» **Short exercise A**:
Reproduce the records verbatim from their first line through the line containing "x-axis-ticks: 0 1".

·····

Yet much in armed conflict is not immediately obvious; behind all ancient and modern battles there is a spiritual war (singular) going on. We can learn about this throughout the Bible but recognising it requires more than an unvaried reading of a chapter at meal times to appease a spiritual obligation. It involves viewing and reflecting on God's Word as unity. Meditating on Scripture this way will greatly help us make sense of prophesies such as those in Daniel and Revelation. Similar can be said of Church History; we're inclined to note names, dates and other data to consider those as a record of events without due consideration of God as King of kings and Lord of lords who rules over all.

Reading while reflecting on the whole narrative rather than just its parts may not provide answers to all questions about warfare, yet in what follows an attempt will be made to show that in spite of all the misery caused by armed conflict, the Lord controls everything, even the most evil dictator and even the most ruthless of military forces.

·····

» **Short exercise B**:
In the passage on spiritual war, copy the wording verbatim from "Yet much in" to "rules over all.".

·····

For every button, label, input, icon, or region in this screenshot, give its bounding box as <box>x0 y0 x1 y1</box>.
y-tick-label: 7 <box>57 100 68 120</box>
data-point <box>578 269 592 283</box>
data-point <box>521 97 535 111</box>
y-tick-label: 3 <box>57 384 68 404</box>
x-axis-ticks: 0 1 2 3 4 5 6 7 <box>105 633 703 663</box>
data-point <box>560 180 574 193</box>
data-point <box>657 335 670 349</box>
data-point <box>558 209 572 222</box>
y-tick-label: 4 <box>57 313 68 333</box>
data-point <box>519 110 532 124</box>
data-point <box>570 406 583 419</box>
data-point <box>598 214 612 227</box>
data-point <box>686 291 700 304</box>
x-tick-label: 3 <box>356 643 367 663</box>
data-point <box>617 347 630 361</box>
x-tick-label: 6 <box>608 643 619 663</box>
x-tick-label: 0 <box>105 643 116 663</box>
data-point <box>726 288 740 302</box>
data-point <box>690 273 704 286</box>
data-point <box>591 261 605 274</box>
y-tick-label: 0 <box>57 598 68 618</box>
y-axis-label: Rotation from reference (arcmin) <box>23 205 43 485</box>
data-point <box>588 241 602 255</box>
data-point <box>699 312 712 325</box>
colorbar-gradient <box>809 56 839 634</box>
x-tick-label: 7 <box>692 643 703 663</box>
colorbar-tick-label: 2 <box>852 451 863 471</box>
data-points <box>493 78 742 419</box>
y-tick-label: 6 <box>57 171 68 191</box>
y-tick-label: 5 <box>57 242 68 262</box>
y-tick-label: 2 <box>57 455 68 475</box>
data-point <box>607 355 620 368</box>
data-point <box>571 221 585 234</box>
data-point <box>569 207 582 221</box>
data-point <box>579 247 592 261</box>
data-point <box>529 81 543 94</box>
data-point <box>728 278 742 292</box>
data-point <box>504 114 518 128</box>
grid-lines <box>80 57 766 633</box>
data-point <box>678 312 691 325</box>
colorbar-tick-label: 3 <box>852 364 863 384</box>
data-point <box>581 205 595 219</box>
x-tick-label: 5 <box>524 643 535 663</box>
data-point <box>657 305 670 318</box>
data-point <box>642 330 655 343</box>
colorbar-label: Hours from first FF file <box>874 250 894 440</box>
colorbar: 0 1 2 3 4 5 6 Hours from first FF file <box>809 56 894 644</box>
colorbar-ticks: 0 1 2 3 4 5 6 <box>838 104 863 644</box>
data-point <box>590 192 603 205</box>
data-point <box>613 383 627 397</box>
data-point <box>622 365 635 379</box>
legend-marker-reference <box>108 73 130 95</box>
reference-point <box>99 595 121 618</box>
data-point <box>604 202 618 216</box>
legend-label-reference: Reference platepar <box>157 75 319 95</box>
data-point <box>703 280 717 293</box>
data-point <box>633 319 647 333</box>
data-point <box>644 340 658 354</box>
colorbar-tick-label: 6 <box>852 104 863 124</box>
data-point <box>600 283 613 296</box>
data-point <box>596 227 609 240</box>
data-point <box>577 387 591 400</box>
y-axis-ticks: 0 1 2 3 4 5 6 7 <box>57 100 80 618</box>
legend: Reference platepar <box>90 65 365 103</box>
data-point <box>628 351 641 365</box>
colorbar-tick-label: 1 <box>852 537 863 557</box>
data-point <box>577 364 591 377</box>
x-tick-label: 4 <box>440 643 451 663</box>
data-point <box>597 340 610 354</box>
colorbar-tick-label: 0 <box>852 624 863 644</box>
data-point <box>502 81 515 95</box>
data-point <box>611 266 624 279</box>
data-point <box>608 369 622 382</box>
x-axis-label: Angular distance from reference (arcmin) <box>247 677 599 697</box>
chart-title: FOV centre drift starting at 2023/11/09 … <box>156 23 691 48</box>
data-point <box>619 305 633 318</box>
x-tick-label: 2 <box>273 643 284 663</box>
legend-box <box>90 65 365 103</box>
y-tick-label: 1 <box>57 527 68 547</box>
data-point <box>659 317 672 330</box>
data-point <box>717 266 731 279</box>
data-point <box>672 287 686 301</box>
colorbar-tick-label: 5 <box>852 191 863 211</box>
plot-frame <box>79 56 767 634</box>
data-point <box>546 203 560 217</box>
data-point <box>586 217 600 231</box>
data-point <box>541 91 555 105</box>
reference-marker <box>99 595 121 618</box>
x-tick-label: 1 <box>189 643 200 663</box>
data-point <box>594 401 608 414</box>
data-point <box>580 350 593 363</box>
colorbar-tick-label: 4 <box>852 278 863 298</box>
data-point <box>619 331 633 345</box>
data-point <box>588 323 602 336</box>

·····

» **Final answer A**:
For every button, label, input, icon, or region in this screenshot, give its bounding box as <box>x0 y0 x1 y1</box>.
y-tick-label: 7 <box>57 100 68 120</box>
data-point <box>578 269 592 283</box>
data-point <box>521 97 535 111</box>
y-tick-label: 3 <box>57 384 68 404</box>
x-axis-ticks: 0 1 2 3 4 5 6 7 <box>105 633 703 663</box>

» **Final answer B**:
Yet much in armed conflict is not immediately obvious; behind all ancient and modern battles there is a spiritual war (singular) going on. We can learn about this throughout the Bible but recognising it requires more than an unvaried reading of a chapter at meal times to appease a spiritual obligation. It involves viewing and reflecting on God's Word as unity. Meditating on Scripture this way will greatly help us make sense of prophesies such as those in Daniel and Revelation. Similar can be said of Church History; we're inclined to note names, dates and other data to consider those as a record of events without due consideration of God as King of kings and Lord of lords who rules over all.